◆ **GOAL**: Where does the string "Measured" appear in the records? Copy every line that contains it.

------------------------------------------------

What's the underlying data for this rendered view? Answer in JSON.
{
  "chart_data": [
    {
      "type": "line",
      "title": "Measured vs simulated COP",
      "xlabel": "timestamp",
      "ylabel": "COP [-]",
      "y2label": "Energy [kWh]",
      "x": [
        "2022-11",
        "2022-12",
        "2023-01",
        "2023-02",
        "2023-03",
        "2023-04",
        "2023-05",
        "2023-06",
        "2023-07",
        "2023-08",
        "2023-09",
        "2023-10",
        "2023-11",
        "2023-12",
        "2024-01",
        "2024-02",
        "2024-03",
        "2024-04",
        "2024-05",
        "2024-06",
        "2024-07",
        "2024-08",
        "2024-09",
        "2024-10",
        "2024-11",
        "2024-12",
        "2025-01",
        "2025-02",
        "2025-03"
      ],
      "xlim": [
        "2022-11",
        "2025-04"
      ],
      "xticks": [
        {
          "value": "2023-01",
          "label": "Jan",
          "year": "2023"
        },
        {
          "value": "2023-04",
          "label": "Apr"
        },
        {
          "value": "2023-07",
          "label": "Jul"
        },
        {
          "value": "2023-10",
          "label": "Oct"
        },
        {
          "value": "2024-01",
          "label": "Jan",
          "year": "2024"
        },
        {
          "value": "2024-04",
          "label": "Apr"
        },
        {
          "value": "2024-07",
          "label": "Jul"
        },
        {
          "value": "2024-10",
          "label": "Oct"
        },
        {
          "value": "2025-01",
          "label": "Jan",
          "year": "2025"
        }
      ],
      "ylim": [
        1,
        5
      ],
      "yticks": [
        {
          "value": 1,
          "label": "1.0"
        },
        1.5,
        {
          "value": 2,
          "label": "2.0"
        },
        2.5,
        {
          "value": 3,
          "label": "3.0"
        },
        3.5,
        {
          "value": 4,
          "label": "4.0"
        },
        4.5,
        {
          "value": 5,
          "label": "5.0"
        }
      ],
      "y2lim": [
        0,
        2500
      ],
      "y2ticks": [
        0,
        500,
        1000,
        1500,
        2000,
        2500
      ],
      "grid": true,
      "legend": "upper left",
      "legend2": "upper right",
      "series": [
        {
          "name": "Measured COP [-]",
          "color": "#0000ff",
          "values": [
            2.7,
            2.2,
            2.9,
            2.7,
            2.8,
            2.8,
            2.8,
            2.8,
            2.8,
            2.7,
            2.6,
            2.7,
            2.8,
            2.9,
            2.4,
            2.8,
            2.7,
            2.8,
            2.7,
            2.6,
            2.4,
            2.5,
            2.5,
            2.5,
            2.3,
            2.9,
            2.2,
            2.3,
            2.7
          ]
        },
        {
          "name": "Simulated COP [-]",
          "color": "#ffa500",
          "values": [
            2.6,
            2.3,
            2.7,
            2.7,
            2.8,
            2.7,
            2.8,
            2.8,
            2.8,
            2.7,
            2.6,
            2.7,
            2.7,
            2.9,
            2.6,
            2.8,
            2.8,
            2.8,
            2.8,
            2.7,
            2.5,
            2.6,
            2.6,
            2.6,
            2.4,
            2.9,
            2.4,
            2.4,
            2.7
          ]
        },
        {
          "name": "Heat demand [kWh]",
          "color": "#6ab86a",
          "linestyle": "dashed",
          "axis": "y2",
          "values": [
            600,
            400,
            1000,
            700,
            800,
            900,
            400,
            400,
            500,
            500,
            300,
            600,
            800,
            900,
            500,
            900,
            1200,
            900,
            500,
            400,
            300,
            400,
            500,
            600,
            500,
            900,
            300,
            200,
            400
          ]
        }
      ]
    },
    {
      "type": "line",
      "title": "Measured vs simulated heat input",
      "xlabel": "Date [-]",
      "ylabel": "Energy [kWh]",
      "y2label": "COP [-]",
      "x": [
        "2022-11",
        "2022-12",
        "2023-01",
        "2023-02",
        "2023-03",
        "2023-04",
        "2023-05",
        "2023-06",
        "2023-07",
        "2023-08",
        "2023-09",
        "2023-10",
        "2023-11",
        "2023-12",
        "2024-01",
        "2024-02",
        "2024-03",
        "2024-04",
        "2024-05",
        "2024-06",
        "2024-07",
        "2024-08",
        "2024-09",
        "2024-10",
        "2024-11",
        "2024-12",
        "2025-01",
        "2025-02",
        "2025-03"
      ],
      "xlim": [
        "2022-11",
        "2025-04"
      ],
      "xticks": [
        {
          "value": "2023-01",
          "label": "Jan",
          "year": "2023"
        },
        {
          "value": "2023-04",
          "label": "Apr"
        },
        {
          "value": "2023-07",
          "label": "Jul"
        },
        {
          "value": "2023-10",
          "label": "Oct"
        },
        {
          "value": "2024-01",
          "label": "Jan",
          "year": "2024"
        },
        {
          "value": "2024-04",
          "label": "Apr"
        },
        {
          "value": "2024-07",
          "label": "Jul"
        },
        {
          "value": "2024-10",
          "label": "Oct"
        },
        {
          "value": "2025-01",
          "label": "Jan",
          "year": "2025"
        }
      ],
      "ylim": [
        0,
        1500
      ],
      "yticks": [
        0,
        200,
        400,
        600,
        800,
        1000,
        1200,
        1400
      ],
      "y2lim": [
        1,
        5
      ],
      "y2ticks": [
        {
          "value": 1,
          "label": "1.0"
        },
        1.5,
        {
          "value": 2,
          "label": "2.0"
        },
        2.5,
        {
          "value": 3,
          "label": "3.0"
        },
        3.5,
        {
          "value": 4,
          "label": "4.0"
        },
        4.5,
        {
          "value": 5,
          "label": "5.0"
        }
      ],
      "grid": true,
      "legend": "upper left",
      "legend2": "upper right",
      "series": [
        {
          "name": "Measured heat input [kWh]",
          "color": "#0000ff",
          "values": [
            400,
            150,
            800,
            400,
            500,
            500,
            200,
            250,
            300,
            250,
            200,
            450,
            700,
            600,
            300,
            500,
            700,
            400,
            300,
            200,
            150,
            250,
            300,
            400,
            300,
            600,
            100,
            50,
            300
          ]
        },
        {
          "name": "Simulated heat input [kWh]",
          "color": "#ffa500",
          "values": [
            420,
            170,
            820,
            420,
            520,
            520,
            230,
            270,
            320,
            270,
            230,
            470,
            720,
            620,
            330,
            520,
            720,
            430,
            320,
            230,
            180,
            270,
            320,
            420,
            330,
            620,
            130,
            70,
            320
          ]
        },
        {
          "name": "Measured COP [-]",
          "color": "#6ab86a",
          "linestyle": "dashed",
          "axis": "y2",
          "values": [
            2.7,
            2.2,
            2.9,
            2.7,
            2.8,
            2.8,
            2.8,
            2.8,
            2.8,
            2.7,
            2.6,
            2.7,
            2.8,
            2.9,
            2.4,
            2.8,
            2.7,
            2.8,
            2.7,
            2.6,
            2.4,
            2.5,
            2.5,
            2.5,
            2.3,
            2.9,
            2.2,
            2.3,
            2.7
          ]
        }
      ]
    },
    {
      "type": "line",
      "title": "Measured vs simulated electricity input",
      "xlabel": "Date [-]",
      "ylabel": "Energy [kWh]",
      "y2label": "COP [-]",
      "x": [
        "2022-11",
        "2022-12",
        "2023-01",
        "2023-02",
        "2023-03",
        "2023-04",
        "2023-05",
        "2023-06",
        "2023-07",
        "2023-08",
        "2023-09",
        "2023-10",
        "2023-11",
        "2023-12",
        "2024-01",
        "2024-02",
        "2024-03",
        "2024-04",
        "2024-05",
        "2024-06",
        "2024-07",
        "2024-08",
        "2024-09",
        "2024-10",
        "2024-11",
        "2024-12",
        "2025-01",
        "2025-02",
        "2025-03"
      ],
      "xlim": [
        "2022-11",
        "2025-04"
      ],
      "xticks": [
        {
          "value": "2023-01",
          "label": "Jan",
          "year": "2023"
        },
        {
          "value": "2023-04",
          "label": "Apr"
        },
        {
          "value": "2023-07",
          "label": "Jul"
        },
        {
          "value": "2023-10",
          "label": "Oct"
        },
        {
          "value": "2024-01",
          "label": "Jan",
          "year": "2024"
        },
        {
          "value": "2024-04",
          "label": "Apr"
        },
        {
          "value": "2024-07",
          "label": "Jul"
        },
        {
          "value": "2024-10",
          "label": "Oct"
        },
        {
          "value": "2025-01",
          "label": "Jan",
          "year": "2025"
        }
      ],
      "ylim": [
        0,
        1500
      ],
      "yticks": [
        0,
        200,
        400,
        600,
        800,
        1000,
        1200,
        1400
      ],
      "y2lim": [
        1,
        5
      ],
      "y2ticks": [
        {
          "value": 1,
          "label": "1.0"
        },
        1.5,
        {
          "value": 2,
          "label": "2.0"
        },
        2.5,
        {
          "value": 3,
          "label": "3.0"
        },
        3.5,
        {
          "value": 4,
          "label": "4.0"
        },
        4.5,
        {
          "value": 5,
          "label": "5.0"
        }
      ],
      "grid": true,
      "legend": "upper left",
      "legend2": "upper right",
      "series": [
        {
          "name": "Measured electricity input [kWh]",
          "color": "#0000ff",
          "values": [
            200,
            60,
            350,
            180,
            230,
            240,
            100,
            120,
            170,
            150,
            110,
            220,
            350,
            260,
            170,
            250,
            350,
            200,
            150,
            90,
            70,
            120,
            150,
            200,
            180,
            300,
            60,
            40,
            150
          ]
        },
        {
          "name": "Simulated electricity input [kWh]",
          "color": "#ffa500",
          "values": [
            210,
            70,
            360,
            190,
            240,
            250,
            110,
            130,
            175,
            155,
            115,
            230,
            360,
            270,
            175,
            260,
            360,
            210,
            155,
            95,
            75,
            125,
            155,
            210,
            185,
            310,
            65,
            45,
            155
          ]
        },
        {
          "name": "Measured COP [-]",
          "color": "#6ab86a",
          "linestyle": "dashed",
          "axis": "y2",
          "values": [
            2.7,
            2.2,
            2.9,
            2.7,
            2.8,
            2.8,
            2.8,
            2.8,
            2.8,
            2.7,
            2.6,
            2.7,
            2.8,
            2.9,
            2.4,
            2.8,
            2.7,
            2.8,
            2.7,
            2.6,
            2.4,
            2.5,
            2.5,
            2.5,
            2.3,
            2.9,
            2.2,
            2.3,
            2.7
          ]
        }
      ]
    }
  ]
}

------------------------------------------------

◆ **ANSWER TO THE EXERCISE**:
      "title": "Measured vs simulated COP",
          "name": "Measured COP [-]",
      "title": "Measured vs simulated heat input",
          "name": "Measured heat input [kWh]",
          "name": "Measured COP [-]",
      "title": "Measured vs simulated electricity input",
          "name": "Measured electricity input [kWh]",
          "name": "Measured COP [-]",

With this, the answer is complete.